— TASK REQUIREMENTS —
1. Repeat the passage of the Disney and Hulu piece, everything from "Of course, to" down to "on that conversation.".
2. Pick up the article on Disney's Hulu decision where it stops and write the next part.
#### EXCERPT ####
To heave-Hulu or not?
That is the surprising question facing Disney (NYSE:DIS) at the moment – even though that the decision doesn’t have to be made until 2024.
So why is this a problem, why is it coming up now and why is the debate around it the equivalent of a fool’s errand?
First as always, some background.
It has been rocky times for the Mouse House as of late, all stemming from their “Game of Bobs” which saw Bob Iger return to his topper role. The problems built up by his predecessor Bob Chapek were vast and the ripple effects will be felt for a while…largely because while Iger was known for holding things close to his vest, Chapek was not.
You knew what Chapek was feeling and his reactions to events around him – which created a new wrinkle in negotiations. What Iger now has to do is essentially re-write history and at a cost-savings centric price. In other words, it’s not (entirely) what Chapek was suggesting was wrong, but that it may have been too costly.
Hulu is a prime example.
As you may remember Hulu was started as a jointly owned venture with the multiple top linear broadcasters… eventually that became just ABC/Disney and NBC/Comcast (NASDAQ:CMCSA). Disney would take on the majority share with Comcast holding about a third of the business. Under terms of the deal – which Iger originally helped broker – Disney could buy that last bit from Comcast (at fair market price) in 2024.
Now the twist here is that the deal includes clauses from both sides that force the other to go through with the transaction. Think of it as a “cold feet clause” that prevents either company from trying to back out.
Last fall, Chapek told investors he saw a path where Disney would not only honor the agreement but potentially speed up the timeline and buy the remaining shares sooner. It was a sentiment that (at the time) was echoed by some of the more notorious activist investors in Disney.
The problem is that that minority share is not going to be cheap – we are talking billions here which for a company trying to make up financial ground creates problems. Iger, recognizing that, has been much more secretive and coy about his plans since re-taking his role and its creating a stalemate.
Of course, to Comcast that is of no consequence and the company has made clear its intentions to follow-through on the deal and sell the stake to Disney – unless a better offer comes along, which would be hard given the price tag.
So this begs the question to the investment community – what happens next?
What should Disney do with Hulu?
Take the legality aspect out of it for a second.
Yes, you can make the argument (and many have) that Disney should find a way to try to cut bait and ditch the deal or find another buyer that will cover the costs. Some have also suggested alternative barter solutions such as factoring ESPN into the deal and potentially selling ESPN to Comcast as part of the payment to off-set costs.
That’s the one I wanted to explore here because it is coming up more and more despite the fact Disney has rather emphatically closed the book on that conversation.
If it wasn’t clear before, it should be now – Disney is NOT interested in selling ESPN.
Iger may be cagey about some aspects of his plans, but he’s been very clear about that particular notion.
#### RECORDED INFORMATION ####
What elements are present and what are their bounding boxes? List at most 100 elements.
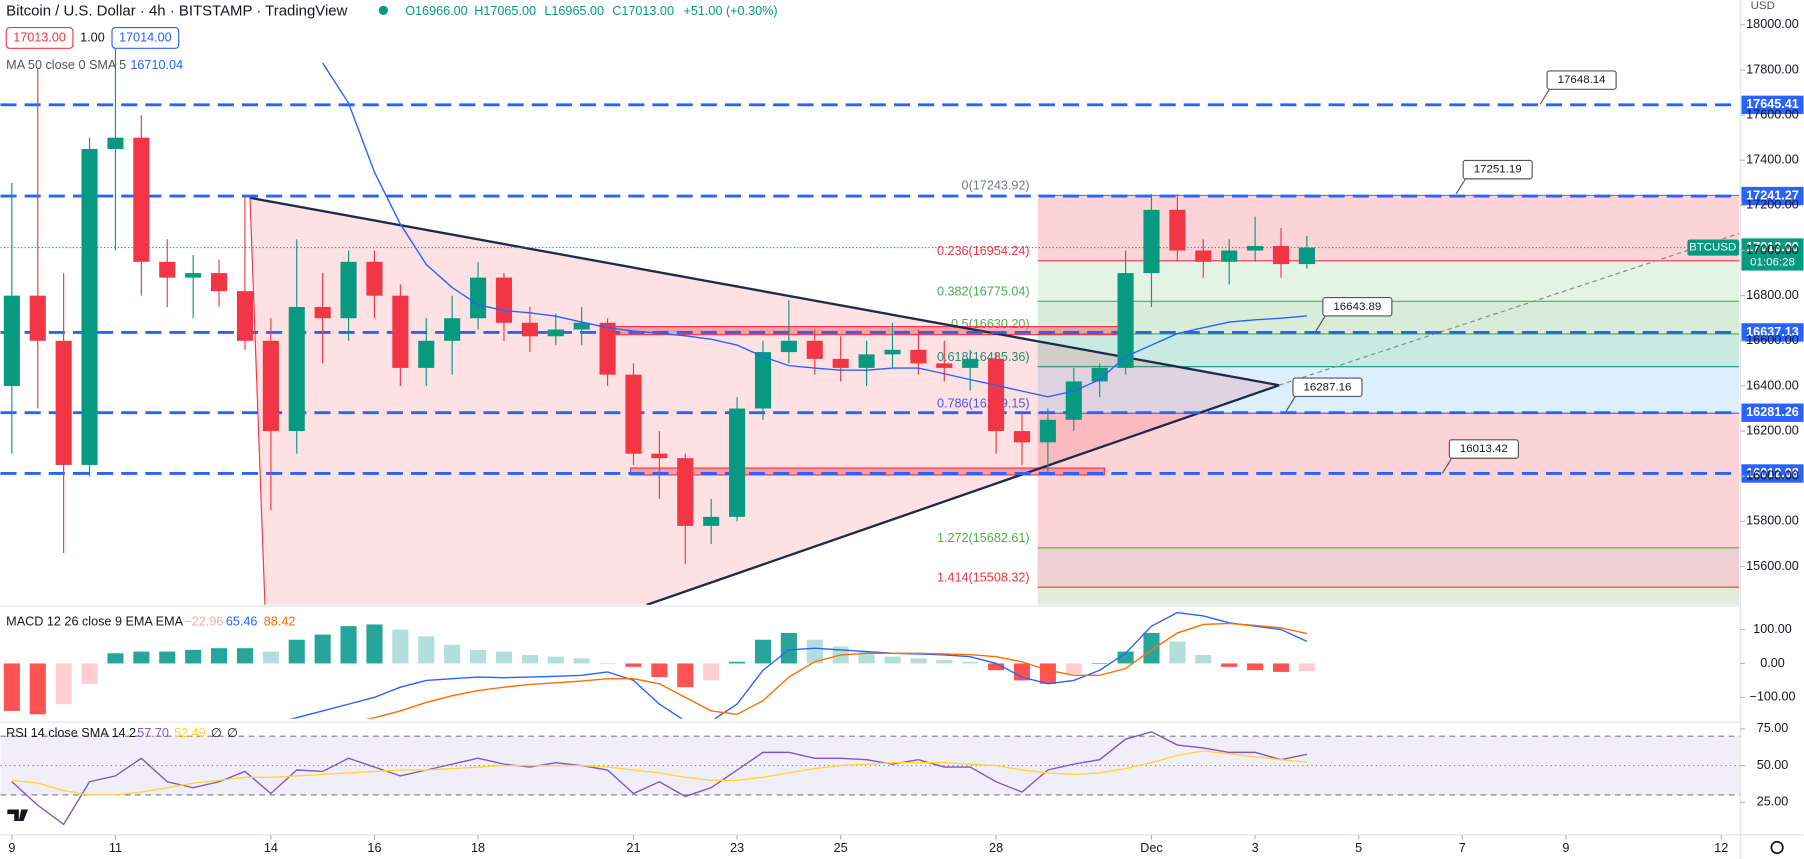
fib-band	[1037, 195, 1740, 261]
trend-line-lower	[646, 384, 1280, 605]
candle-body	[55, 340, 72, 465]
macd-histogram-bar	[1013, 663, 1031, 681]
macd-histogram-bar	[521, 654, 538, 664]
macd-signal-value: 88.42	[264, 614, 296, 628]
bid-box[interactable]	[5, 27, 74, 49]
candle-body	[651, 453, 668, 459]
x-tick-label: Dec	[1140, 841, 1162, 855]
y-tick-label: 17000.00	[1746, 243, 1799, 257]
macd-histogram-bar	[729, 661, 746, 664]
macd-histogram-bar	[884, 656, 901, 664]
level-axis-label: 16281.26	[1746, 405, 1799, 419]
level-axis-box	[1741, 186, 1804, 206]
macd-histogram-bar	[962, 661, 979, 664]
y-tick-label: 15600.00	[1746, 559, 1799, 573]
fib-label: 0.618(16485.36)	[937, 350, 1030, 364]
x-tick-label: 9	[8, 841, 15, 855]
x-tick-label: 25	[834, 841, 848, 855]
macd-histogram-bar	[107, 653, 124, 664]
x-tick-label: 7	[1459, 841, 1466, 855]
symbol-label: BTCUSD	[1689, 242, 1736, 254]
candle-body	[573, 322, 590, 330]
ohlc-open: O16966.00	[405, 4, 467, 18]
ask: 17014.00	[119, 30, 172, 44]
level-axis-label: 16637.13	[1746, 325, 1799, 339]
market-status	[378, 5, 388, 15]
candle-body	[3, 295, 20, 386]
trend-line-upper	[249, 196, 1280, 387]
fib-band	[1037, 333, 1740, 367]
macd-histogram-bar	[573, 658, 590, 664]
rsi-line	[11, 731, 1308, 826]
macd-histogram-bar	[547, 656, 564, 664]
last-price-box	[1741, 238, 1804, 271]
currency: USD	[1751, 0, 1775, 12]
macd-legend: MACD 12 26 close 9 EMA EMA	[6, 614, 183, 628]
candle-body	[1221, 250, 1238, 262]
rsi-legend: RSI 14 close SMA 14 2	[6, 726, 136, 740]
callout-box	[1546, 70, 1617, 90]
y-tick-label: 17200.00	[1746, 198, 1799, 212]
candle-body	[159, 261, 176, 278]
fib-band	[1037, 366, 1740, 414]
callout-box	[1292, 377, 1363, 398]
candle-body	[806, 340, 823, 359]
x-tick-label: 23	[730, 841, 744, 855]
x-tick-label: 3	[1252, 841, 1259, 855]
candle-body	[625, 374, 642, 454]
macd-histogram-bar	[599, 663, 616, 665]
y-tick-label: −100.00	[1749, 690, 1795, 704]
bid: 17013.00	[13, 30, 66, 44]
fib-label: 0(17243.92)	[962, 179, 1030, 193]
macd-histogram-bar	[3, 663, 20, 711]
candle-body	[470, 277, 487, 319]
fib-band	[1037, 413, 1740, 548]
x-tick-label: 5	[1355, 841, 1362, 855]
candle-body	[858, 354, 875, 368]
candle-body	[444, 318, 461, 341]
callout-label: 16287.16	[1304, 381, 1352, 393]
candle-body	[1117, 273, 1134, 368]
fib-band	[1037, 547, 1740, 588]
macd-histogram-bar	[1091, 663, 1108, 665]
callout-pointer	[1441, 457, 1453, 474]
ask-box[interactable]	[111, 27, 180, 49]
axis-layer: 17645.41 17241.27 16637.13 16281.26 16012.08…	[8, 17, 1804, 855]
macd-layer	[3, 611, 1315, 719]
logo[interactable]	[7, 809, 29, 822]
y-tick-label: 18000.00	[1746, 17, 1799, 31]
zone-edge	[249, 197, 266, 605]
callout-pointer	[1539, 88, 1550, 105]
fib-label: 1.272(15682.61)	[937, 531, 1030, 545]
fib-label: 0.786(16279.15)	[937, 396, 1030, 410]
candle-body	[133, 137, 150, 262]
macd-histogram-bar	[936, 660, 953, 664]
macd-histogram-bar	[418, 636, 435, 664]
ohlc-high: H17065.00	[474, 4, 536, 18]
fib-label: 0.382(16775.04)	[937, 284, 1030, 298]
candle-body	[236, 291, 254, 341]
y-tick-label: 75.00	[1757, 721, 1789, 735]
callout-pointer	[1455, 178, 1466, 195]
candle-body	[1039, 419, 1056, 443]
candle-body	[729, 408, 746, 517]
macd-histogram-bar	[754, 639, 772, 664]
candle-body	[107, 137, 124, 149]
support-zone	[630, 467, 1105, 476]
candle-body	[1143, 209, 1160, 274]
candle-body	[703, 516, 720, 526]
macd-histogram-bar	[29, 663, 46, 715]
candle-body	[262, 340, 279, 432]
chart-title: Bitcoin / U.S. Dollar · 4h · BITSTAMP · …	[6, 2, 347, 19]
y-tick-label: 0.00	[1760, 656, 1785, 670]
macd-histogram-bar	[1065, 663, 1082, 674]
macd-histogram-bar	[1117, 651, 1134, 664]
fib-label: 1.414(15508.32)	[937, 570, 1030, 584]
candle-body	[81, 148, 98, 465]
settings-icon[interactable]	[1770, 840, 1784, 855]
x-tick-label: 14	[264, 841, 278, 855]
macd-histogram-bar	[159, 651, 176, 664]
macd-histogram-bar	[625, 663, 642, 667]
callout-box	[1462, 159, 1533, 180]
macd-line	[365, 622, 1308, 719]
####
— REPLIES —
1.
Of course, to Comcast that is of no consequence and the company has made clear its intentions to follow-through on the deal and sell the stake to Disney – unless a better offer comes along, which would be hard given the price tag.
So this begs the question to the investment community – what happens next?
What should Disney do with Hulu?
Take the legality aspect out of it for a second.
Yes, you can make the argument (and many have) that Disney should find a way to try to cut bait and ditch the deal or find another buyer that will cover the costs. Some have also suggested alternative barter solutions such as factoring ESPN into the deal and potentially selling ESPN to Comcast as part of the payment to off-set costs.
That’s the one I wanted to explore here because it is coming up more and more despite the fact Disney has rather emphatically closed the book on that conversation.

2.
“ESPN is a differentiator for this company.” – Bob Iger
ESPN is too important to Disney’s overall strategy and brings in a lot of money through cable/satellite fees to seriously consider excising the network. Disney also just re-structured its entire company and made ESPN one of its three tentpoles – along with parks and entertainment.
This comes after Disney recently re-negotiated a number of ESPN’s sports licenses to have more favorable returns – including TWO Super Bowls that would air on ABC. It is that type of synergy that makes this important. Disney, through ESPN, is the only company of the big broadcast groups to have ties to all four of the major sports.
Sports are currently the biggest drawer of audiences on linear TV at the moment and Disney would be loathed to give up that type of value (and bragging rights to advertisers).
Although ESPN’s value extends further as ESPN+ is part of the Disney streaming bundle with Disney+… and yes, Hulu.
The bundle is a large reason why ESPN+ has been able to build its audience and why Disney as a whole has been able to grow so rapidly in the space. If you take Hulu out of the mix then the bundle loses value – as does the whole portfolio.
The appeal of the bundle is that it hits three different core audiences – families, sports fans and mainstream consumer. If you already have two of the services it just makes more financial sense to get the third and the overall discount that comes with it.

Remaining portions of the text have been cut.